***** Dataset records
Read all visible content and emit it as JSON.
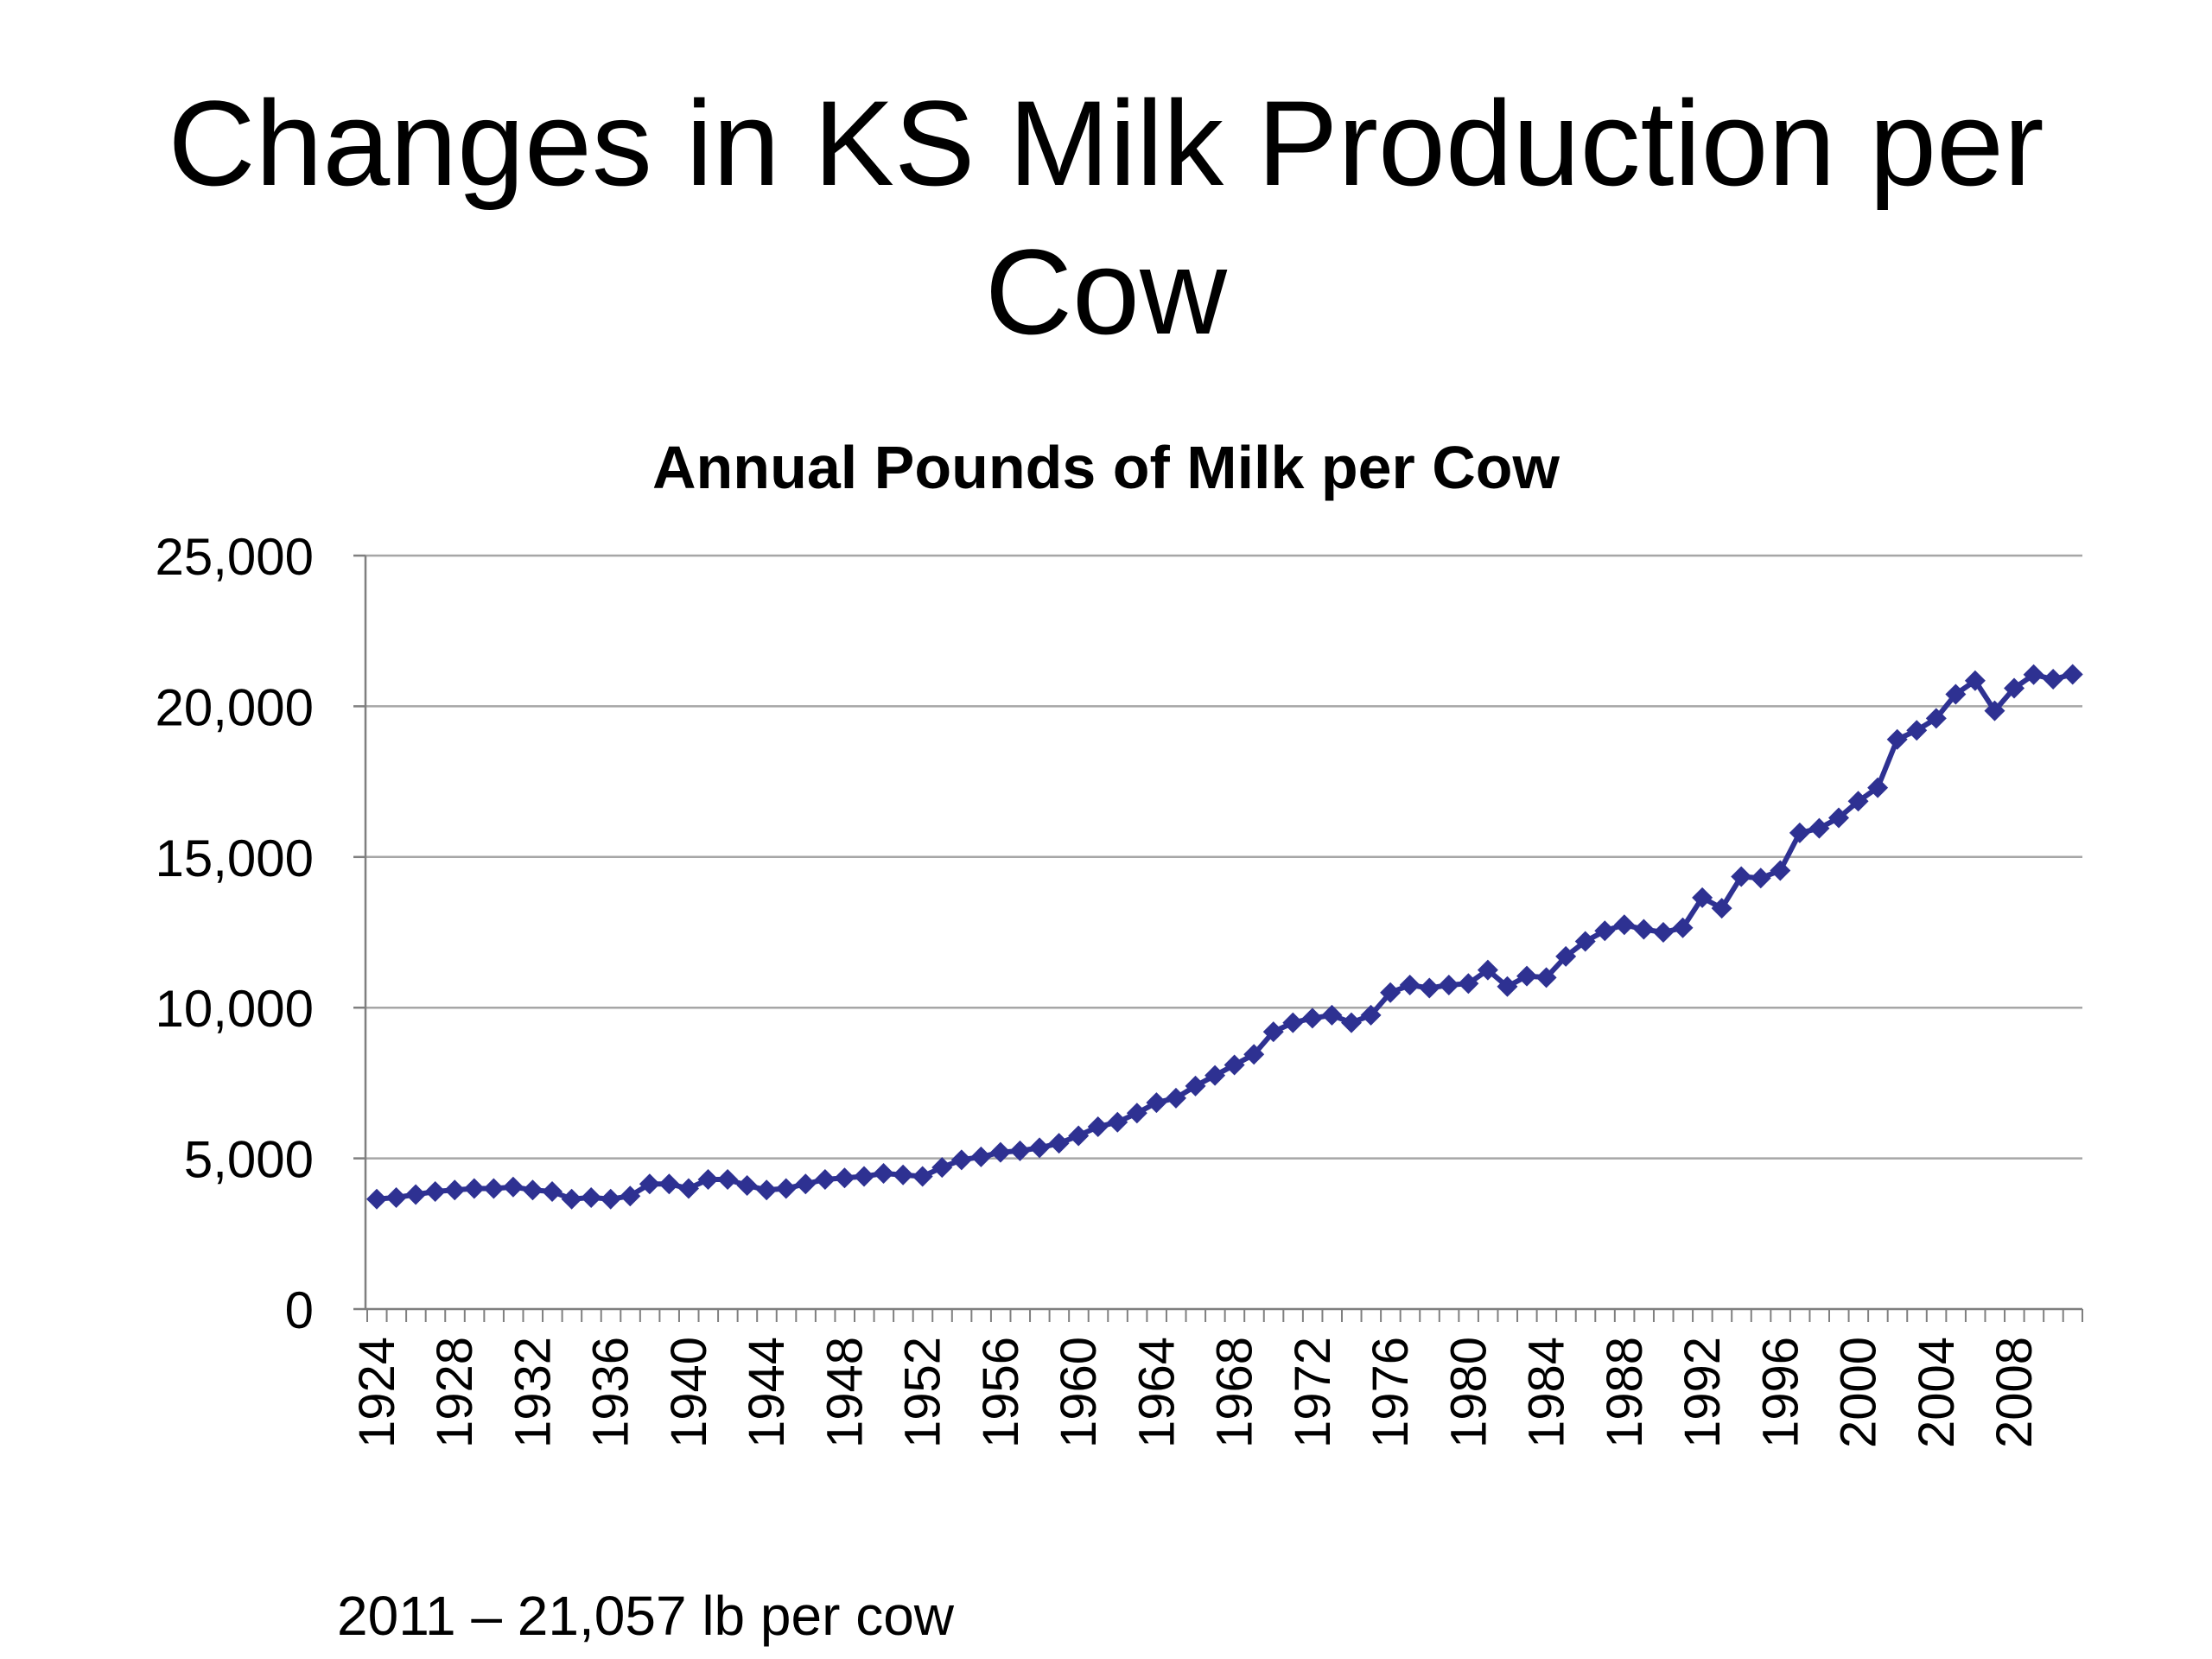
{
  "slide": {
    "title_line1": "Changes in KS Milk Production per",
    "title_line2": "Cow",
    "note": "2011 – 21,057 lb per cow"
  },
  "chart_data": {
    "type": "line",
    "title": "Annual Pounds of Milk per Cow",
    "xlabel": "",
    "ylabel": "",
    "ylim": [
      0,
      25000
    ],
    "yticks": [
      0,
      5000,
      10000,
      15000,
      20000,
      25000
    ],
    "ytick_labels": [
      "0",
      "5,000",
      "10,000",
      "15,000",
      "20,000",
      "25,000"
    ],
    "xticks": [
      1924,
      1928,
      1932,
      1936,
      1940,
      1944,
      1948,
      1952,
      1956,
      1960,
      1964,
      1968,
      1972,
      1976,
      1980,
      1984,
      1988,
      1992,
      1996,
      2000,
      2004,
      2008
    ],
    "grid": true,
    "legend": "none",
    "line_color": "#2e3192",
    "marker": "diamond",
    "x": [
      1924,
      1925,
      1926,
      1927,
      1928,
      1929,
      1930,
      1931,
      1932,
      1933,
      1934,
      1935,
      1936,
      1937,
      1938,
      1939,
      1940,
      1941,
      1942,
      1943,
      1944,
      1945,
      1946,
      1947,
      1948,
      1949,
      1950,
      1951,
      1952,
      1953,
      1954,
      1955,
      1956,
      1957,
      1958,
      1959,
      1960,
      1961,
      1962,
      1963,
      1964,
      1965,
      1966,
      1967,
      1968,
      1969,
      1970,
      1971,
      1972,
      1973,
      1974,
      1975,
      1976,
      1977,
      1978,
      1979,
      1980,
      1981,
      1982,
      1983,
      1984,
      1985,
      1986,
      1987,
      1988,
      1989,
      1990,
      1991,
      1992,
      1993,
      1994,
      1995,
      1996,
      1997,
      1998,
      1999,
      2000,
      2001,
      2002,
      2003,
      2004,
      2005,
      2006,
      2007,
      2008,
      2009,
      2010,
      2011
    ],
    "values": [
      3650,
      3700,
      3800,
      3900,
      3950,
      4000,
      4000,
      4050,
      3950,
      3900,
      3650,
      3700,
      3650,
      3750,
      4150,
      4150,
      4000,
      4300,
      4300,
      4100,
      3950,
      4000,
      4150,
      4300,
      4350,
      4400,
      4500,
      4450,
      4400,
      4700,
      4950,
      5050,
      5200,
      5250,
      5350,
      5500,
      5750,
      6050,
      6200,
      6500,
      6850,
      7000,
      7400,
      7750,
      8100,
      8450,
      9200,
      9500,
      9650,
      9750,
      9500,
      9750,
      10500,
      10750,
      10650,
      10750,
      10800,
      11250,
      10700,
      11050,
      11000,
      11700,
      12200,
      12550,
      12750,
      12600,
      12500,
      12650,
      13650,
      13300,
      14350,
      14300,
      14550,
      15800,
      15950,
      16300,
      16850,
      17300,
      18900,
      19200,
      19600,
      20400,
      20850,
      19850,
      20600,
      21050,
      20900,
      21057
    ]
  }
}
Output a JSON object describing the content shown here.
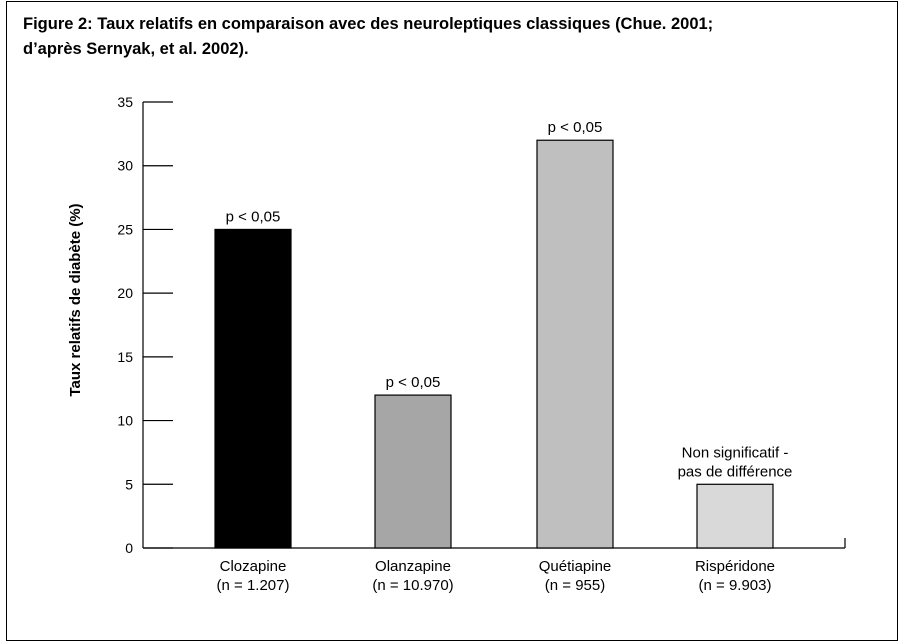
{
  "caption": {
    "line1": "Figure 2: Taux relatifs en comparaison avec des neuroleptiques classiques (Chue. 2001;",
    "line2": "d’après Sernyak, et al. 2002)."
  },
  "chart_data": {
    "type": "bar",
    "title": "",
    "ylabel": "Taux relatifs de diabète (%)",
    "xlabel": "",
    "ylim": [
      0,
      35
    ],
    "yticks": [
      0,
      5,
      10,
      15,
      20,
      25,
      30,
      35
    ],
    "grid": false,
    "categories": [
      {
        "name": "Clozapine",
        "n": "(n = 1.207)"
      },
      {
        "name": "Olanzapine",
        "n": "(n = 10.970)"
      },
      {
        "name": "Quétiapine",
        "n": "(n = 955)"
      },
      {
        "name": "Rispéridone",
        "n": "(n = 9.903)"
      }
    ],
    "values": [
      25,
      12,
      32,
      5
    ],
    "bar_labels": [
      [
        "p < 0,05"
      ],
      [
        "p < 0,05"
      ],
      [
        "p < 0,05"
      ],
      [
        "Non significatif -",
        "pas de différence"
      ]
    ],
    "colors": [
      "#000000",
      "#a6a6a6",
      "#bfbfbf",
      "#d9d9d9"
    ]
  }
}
**********
-- What needs to be done --
Look through the material above. Copy each line where the word "name" appears.

-- Response to this exercise --
        "name": "Clozapine",
        "name": "Olanzapine",
        "name": "Quétiapine",
        "name": "Rispéridone",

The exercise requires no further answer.